Start of RECORDS SHOWN

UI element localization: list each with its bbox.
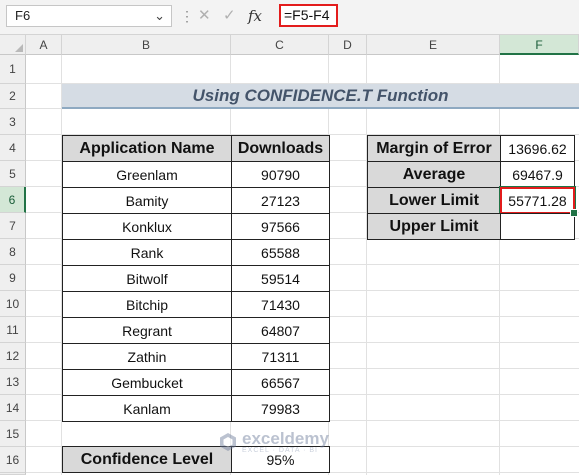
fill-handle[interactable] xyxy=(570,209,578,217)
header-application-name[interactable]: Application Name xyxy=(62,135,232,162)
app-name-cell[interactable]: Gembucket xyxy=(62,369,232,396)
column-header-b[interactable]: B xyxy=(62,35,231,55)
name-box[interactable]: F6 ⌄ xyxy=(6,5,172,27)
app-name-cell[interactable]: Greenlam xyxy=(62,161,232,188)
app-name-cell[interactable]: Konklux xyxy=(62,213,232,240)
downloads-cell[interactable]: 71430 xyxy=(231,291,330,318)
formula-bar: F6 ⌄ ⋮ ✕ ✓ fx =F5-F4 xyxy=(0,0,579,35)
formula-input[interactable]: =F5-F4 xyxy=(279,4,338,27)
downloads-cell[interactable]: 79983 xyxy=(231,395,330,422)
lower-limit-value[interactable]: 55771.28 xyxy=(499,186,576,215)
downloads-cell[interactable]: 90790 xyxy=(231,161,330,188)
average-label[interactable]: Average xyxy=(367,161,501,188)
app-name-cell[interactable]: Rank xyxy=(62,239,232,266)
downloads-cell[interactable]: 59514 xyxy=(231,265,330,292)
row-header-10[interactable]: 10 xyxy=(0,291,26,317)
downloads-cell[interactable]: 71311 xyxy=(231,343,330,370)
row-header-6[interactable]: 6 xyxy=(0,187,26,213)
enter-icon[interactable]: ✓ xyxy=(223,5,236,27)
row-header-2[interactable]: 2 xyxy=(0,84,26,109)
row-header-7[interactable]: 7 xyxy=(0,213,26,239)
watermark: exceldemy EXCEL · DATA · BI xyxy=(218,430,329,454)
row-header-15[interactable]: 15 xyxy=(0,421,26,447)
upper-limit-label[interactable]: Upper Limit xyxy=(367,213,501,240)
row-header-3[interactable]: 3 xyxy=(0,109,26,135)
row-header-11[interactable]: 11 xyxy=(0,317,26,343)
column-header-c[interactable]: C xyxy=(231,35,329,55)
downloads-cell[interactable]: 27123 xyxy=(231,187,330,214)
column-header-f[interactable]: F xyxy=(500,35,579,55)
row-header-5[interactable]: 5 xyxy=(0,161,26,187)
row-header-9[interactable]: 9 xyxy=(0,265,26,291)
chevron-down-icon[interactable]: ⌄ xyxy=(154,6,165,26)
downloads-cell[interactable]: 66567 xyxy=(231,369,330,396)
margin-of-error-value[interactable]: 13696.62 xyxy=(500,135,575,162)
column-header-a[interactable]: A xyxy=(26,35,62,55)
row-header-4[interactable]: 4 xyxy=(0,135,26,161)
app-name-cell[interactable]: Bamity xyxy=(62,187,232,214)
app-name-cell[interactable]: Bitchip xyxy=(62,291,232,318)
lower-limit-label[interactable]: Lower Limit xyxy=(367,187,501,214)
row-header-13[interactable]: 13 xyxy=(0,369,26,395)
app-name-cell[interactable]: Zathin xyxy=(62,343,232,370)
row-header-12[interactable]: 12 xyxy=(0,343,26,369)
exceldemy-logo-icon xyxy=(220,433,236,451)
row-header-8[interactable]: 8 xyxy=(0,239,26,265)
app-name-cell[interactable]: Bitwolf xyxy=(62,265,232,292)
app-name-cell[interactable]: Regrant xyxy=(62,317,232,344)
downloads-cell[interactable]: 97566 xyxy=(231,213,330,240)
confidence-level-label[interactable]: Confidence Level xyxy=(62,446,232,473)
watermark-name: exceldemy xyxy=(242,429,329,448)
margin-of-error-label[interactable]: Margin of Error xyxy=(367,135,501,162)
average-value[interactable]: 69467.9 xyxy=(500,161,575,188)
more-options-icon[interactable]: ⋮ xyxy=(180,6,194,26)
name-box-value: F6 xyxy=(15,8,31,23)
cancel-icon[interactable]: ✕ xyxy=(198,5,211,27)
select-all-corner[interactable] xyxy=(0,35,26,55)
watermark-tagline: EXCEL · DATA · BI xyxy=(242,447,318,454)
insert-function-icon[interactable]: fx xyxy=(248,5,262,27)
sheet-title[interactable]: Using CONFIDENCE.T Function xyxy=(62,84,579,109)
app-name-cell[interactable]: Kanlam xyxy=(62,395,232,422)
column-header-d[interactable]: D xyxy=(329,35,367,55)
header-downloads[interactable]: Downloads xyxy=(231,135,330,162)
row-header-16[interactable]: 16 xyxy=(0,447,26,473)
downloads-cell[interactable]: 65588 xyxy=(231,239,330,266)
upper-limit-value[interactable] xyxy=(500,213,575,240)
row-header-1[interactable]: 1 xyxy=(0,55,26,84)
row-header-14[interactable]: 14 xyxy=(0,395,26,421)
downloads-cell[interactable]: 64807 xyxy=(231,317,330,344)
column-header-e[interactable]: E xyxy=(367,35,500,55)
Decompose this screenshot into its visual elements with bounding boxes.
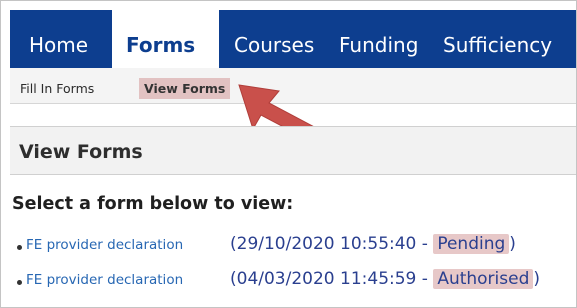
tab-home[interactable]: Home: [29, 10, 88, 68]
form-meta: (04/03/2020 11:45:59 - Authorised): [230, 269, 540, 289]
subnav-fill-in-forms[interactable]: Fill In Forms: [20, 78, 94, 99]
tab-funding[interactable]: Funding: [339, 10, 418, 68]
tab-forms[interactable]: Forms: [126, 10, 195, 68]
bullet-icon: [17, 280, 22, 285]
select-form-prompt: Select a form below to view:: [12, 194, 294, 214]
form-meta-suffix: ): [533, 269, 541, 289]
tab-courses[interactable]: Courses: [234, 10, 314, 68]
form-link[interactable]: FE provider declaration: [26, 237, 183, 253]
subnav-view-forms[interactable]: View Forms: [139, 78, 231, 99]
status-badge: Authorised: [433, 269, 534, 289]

End of RECORDS SHOWN

**WHAT IS ASKED**
Quote the items from the line with "fill-handle[interactable] xyxy=(570,209,578,217)" to the line with "app-name-cell[interactable]: Greenlam xyxy=(62,161,232,188)".

**OUTPUT FOR THIS EXERCISE**
fill-handle[interactable] xyxy=(570,209,578,217)
header-application-name[interactable]: Application Name xyxy=(62,135,232,162)
app-name-cell[interactable]: Gembucket xyxy=(62,369,232,396)
column-header-b[interactable]: B xyxy=(62,35,231,55)
name-box[interactable]: F6 ⌄ xyxy=(6,5,172,27)
app-name-cell[interactable]: Greenlam xyxy=(62,161,232,188)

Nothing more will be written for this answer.